**Extracted information:**
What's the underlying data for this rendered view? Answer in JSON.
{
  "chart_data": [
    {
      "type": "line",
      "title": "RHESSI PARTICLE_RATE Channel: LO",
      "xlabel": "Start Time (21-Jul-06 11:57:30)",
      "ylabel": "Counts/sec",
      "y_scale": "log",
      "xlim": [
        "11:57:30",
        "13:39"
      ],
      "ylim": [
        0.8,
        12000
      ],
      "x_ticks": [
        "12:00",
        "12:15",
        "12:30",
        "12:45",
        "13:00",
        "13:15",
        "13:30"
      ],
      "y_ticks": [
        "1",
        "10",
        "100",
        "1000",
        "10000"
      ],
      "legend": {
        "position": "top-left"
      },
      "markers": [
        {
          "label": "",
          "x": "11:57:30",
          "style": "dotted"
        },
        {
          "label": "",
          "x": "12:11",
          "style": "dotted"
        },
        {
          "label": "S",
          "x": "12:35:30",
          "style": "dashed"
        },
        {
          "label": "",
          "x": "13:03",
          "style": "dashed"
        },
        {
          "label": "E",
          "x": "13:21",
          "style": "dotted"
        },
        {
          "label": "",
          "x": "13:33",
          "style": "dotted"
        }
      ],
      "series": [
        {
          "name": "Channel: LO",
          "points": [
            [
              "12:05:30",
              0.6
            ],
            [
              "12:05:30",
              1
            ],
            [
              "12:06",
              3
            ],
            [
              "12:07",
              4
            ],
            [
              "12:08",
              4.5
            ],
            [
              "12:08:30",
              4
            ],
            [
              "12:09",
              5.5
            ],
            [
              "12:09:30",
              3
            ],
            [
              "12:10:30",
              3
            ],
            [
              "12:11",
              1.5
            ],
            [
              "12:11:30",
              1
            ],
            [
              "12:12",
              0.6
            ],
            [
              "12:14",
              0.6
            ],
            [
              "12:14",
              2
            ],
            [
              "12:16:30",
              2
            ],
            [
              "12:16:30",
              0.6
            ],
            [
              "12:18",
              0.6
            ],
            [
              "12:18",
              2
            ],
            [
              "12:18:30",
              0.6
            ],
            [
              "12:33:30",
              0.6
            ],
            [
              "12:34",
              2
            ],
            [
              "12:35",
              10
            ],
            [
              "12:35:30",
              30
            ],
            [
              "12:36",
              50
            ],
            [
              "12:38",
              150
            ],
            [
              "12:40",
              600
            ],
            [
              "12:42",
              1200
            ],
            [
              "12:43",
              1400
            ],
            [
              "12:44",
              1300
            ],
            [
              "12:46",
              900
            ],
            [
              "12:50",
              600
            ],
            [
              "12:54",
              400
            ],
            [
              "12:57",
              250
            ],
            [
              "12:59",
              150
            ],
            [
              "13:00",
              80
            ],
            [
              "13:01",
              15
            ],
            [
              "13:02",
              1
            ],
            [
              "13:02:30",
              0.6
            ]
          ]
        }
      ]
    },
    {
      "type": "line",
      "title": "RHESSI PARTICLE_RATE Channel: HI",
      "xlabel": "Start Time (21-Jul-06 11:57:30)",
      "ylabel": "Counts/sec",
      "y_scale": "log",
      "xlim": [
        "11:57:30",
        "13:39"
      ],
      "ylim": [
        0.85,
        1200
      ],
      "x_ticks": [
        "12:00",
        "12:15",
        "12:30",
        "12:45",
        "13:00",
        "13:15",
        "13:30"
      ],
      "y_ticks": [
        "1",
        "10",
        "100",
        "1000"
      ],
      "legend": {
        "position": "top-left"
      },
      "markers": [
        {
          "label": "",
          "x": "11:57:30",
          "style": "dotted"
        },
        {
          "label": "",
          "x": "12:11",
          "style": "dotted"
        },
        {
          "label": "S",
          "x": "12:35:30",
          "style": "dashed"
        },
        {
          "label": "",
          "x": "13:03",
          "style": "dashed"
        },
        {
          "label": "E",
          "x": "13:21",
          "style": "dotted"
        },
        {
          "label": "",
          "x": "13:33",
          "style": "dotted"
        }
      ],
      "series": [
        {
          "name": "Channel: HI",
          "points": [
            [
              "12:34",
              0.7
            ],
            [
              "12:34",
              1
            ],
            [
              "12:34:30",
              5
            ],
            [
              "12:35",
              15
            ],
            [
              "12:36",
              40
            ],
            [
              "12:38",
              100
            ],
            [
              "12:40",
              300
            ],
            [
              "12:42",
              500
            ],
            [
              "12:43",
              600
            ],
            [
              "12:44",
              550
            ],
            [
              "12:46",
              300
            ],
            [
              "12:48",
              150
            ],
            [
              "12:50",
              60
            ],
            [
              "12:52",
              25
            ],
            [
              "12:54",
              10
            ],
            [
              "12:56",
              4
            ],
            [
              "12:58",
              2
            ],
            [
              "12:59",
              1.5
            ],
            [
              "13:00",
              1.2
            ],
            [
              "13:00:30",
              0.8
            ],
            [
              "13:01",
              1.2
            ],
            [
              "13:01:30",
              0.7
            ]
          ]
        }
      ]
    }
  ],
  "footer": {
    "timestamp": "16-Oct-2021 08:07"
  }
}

**Your goal:**
In the entries above, identify every line with the string "title".

**The response:**
      "title": "RHESSI PARTICLE_RATE Channel: LO",
      "title": "RHESSI PARTICLE_RATE Channel: HI",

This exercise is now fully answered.